* Begin Data in this exercise *

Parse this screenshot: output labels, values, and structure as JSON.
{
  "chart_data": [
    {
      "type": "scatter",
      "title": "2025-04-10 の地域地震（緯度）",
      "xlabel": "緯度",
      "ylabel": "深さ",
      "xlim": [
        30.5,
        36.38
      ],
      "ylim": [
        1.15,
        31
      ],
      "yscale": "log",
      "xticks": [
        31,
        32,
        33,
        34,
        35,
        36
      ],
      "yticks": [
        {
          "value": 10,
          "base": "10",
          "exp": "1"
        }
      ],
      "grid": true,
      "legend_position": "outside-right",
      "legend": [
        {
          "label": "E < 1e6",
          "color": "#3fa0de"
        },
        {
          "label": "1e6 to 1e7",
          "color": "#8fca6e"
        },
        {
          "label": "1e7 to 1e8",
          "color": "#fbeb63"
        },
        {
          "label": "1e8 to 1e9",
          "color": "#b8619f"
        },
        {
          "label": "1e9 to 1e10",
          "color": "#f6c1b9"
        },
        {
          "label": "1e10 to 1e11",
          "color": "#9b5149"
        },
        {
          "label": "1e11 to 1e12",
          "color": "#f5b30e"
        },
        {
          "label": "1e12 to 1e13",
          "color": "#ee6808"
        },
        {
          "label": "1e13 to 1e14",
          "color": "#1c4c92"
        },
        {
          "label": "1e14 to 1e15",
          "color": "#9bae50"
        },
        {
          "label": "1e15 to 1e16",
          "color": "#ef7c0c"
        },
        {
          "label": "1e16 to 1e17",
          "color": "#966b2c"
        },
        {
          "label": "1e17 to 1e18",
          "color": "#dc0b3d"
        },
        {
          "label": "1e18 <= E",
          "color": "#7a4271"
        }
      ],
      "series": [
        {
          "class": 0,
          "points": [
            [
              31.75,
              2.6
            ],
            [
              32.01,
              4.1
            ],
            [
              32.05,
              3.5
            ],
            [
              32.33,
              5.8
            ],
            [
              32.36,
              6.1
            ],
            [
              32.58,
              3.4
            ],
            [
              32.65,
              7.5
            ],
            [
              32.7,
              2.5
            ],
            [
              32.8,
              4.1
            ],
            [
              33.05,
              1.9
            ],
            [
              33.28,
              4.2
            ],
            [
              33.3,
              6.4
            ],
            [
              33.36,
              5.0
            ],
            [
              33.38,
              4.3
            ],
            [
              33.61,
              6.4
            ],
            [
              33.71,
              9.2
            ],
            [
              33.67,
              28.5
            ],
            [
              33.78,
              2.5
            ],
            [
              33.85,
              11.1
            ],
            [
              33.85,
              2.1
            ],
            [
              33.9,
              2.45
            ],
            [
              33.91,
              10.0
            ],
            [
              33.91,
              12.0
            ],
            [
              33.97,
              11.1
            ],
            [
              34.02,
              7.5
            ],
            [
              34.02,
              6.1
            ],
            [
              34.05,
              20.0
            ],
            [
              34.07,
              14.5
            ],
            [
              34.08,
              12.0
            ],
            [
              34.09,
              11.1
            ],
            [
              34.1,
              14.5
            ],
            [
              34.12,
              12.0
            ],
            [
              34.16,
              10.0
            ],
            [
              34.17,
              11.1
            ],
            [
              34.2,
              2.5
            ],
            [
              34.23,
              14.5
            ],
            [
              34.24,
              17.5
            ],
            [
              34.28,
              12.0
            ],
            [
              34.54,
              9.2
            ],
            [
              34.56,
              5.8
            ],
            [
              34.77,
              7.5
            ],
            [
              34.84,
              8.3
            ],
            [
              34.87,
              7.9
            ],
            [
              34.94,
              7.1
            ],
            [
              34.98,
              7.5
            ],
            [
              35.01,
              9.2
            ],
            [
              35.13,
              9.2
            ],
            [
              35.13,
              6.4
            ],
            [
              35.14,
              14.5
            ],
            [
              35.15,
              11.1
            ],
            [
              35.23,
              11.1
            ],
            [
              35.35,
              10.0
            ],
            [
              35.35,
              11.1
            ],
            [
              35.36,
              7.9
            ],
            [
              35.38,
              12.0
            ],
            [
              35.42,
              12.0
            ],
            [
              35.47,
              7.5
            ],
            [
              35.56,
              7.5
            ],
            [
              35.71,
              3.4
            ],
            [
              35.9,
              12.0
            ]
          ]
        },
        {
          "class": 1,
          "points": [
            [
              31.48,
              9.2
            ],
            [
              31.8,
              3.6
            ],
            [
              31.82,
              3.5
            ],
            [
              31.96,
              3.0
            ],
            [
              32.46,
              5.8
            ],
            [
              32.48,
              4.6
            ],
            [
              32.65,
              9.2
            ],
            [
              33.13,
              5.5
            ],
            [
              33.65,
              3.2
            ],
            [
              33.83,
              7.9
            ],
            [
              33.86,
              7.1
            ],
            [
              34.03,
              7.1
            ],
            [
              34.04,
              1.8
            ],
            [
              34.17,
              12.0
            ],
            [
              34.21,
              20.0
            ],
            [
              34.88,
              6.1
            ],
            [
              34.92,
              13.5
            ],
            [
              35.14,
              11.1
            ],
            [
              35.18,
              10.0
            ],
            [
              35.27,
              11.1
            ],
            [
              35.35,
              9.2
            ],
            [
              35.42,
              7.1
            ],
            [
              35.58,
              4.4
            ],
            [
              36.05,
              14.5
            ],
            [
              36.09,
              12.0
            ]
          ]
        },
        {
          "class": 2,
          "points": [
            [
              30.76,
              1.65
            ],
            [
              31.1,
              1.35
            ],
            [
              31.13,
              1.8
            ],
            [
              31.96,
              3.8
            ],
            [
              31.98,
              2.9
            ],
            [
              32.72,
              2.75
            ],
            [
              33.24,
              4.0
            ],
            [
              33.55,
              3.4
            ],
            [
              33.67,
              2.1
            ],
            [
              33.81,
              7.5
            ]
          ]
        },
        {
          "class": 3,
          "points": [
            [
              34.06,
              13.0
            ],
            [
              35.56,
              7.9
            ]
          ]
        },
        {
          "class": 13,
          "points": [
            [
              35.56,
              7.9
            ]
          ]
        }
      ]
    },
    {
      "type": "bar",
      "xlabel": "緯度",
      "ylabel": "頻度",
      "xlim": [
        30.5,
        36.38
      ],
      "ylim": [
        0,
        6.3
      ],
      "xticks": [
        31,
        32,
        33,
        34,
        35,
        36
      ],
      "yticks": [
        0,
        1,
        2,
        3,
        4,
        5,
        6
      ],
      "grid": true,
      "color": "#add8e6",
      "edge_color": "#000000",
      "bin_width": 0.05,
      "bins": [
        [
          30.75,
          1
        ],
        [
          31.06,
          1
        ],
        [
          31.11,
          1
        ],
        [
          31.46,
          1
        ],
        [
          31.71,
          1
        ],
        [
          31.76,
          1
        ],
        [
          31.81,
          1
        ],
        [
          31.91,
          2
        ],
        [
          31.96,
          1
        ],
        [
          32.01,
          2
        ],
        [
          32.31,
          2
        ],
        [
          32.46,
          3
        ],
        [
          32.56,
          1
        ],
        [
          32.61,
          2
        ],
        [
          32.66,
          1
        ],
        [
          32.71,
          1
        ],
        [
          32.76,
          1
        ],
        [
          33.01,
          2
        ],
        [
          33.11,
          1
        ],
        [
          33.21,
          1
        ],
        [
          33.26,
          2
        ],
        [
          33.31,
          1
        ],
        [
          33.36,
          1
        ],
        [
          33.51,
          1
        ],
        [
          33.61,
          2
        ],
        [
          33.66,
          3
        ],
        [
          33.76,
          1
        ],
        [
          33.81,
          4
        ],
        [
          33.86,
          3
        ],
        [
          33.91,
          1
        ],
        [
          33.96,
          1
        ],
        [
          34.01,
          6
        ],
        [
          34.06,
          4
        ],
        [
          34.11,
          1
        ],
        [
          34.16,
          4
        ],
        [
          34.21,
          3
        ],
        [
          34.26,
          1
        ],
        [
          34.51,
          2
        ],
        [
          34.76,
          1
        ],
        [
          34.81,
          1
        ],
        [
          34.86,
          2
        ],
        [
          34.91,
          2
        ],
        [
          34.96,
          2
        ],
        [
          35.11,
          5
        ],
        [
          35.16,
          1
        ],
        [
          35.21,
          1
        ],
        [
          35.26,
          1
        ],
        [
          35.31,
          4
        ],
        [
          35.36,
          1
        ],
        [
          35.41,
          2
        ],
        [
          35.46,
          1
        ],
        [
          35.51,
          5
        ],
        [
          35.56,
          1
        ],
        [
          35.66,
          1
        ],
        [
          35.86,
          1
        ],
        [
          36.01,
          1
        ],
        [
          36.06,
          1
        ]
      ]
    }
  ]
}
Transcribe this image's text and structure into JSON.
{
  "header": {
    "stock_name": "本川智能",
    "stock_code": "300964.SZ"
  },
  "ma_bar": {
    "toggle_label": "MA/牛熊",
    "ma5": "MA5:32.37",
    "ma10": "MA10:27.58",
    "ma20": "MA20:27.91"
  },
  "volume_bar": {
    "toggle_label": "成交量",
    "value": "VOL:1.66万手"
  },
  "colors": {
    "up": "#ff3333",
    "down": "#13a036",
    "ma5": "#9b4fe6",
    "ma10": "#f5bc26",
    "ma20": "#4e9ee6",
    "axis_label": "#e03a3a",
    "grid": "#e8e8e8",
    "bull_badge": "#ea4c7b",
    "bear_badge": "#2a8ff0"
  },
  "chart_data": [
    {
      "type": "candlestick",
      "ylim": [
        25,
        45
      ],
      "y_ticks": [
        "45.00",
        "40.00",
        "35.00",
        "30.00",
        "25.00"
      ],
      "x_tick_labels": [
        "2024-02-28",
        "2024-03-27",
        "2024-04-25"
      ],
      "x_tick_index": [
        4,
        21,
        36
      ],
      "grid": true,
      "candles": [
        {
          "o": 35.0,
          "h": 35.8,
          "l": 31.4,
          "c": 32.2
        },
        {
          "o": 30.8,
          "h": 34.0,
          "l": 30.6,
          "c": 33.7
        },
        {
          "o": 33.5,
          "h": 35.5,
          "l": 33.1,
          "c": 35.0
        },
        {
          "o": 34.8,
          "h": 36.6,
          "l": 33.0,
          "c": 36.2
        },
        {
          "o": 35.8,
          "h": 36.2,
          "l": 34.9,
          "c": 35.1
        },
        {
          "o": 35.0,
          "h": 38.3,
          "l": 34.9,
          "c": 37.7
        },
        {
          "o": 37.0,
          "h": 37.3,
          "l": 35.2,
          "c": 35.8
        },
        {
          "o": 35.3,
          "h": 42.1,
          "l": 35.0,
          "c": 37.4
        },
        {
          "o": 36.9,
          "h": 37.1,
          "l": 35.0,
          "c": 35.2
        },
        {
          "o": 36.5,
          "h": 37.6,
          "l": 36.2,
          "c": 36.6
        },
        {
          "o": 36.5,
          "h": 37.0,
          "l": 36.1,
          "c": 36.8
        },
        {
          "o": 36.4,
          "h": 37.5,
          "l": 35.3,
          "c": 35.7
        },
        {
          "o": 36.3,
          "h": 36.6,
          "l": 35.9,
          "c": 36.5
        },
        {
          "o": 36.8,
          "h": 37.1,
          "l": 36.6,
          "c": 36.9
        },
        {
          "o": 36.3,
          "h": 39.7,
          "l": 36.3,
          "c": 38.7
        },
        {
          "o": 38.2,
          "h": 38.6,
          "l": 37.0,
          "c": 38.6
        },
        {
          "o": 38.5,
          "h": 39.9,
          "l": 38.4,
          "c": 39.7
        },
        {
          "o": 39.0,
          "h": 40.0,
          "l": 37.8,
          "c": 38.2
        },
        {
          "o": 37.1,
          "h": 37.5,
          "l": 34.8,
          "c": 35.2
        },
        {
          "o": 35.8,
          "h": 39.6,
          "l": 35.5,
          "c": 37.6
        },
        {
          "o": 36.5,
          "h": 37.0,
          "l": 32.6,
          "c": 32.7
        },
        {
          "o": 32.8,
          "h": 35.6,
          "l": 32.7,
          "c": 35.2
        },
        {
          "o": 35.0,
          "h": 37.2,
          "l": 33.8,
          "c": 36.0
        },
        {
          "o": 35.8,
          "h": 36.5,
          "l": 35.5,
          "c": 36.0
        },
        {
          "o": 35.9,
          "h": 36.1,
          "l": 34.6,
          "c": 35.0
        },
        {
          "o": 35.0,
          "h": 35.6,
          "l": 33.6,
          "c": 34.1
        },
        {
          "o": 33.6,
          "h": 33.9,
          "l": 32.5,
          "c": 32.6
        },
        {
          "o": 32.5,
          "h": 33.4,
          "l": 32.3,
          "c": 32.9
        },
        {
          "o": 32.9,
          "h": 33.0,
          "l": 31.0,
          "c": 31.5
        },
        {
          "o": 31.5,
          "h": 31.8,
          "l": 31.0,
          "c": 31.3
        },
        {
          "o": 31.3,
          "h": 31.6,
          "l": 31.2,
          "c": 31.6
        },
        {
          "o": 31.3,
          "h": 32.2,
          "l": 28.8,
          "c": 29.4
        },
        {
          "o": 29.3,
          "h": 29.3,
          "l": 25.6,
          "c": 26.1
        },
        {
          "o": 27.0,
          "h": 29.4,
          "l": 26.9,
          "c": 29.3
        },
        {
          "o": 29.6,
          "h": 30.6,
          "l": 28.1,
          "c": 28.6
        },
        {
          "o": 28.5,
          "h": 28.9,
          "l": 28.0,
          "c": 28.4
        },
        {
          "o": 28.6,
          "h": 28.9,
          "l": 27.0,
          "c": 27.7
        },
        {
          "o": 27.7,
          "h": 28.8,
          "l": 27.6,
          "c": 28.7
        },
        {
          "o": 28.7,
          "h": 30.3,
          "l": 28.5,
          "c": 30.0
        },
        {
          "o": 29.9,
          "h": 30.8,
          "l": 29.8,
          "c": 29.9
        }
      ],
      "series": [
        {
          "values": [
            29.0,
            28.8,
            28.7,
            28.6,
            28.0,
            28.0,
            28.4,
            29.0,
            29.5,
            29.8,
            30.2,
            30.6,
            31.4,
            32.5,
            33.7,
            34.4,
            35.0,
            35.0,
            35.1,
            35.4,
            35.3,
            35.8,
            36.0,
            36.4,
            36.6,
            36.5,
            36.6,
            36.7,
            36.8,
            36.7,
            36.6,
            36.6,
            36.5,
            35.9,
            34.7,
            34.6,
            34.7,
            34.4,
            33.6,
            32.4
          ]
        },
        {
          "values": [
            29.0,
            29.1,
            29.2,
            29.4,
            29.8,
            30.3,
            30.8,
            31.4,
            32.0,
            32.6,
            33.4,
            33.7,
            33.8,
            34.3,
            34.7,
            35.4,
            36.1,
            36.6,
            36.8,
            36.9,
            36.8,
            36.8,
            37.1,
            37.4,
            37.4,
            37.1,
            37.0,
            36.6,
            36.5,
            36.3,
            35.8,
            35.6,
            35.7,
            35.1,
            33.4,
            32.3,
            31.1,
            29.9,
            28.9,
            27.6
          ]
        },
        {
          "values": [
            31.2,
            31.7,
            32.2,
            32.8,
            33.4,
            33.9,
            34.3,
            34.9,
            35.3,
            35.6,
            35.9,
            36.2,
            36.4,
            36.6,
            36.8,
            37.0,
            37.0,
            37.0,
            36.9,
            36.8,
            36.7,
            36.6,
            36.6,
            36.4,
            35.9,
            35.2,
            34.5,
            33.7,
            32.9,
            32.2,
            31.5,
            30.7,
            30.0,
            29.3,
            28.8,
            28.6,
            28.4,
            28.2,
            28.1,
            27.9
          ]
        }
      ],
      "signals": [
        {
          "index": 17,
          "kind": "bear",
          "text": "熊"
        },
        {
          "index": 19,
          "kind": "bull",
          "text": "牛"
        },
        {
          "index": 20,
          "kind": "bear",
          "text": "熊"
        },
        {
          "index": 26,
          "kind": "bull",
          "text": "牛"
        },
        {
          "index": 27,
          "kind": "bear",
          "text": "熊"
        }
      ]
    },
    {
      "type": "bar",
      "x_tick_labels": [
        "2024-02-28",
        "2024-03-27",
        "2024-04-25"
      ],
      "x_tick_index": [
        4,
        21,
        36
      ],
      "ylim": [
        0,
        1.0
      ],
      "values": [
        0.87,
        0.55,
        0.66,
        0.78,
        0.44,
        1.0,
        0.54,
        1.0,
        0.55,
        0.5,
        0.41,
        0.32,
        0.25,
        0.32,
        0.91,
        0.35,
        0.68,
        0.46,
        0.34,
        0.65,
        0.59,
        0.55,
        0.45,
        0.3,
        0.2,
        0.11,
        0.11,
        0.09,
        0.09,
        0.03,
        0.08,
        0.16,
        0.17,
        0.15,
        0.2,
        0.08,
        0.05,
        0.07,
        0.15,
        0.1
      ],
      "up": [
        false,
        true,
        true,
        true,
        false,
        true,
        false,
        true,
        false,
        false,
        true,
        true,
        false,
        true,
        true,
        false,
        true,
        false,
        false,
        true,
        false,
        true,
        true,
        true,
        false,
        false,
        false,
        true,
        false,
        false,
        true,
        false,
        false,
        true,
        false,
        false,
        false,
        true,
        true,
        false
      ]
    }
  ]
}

* End Data in this exercise *

Return from the data every line that holds "class".

* Right answer:
          "class": 0,
          "class": 1,
          "class": 2,
          "class": 3,
          "class": 13,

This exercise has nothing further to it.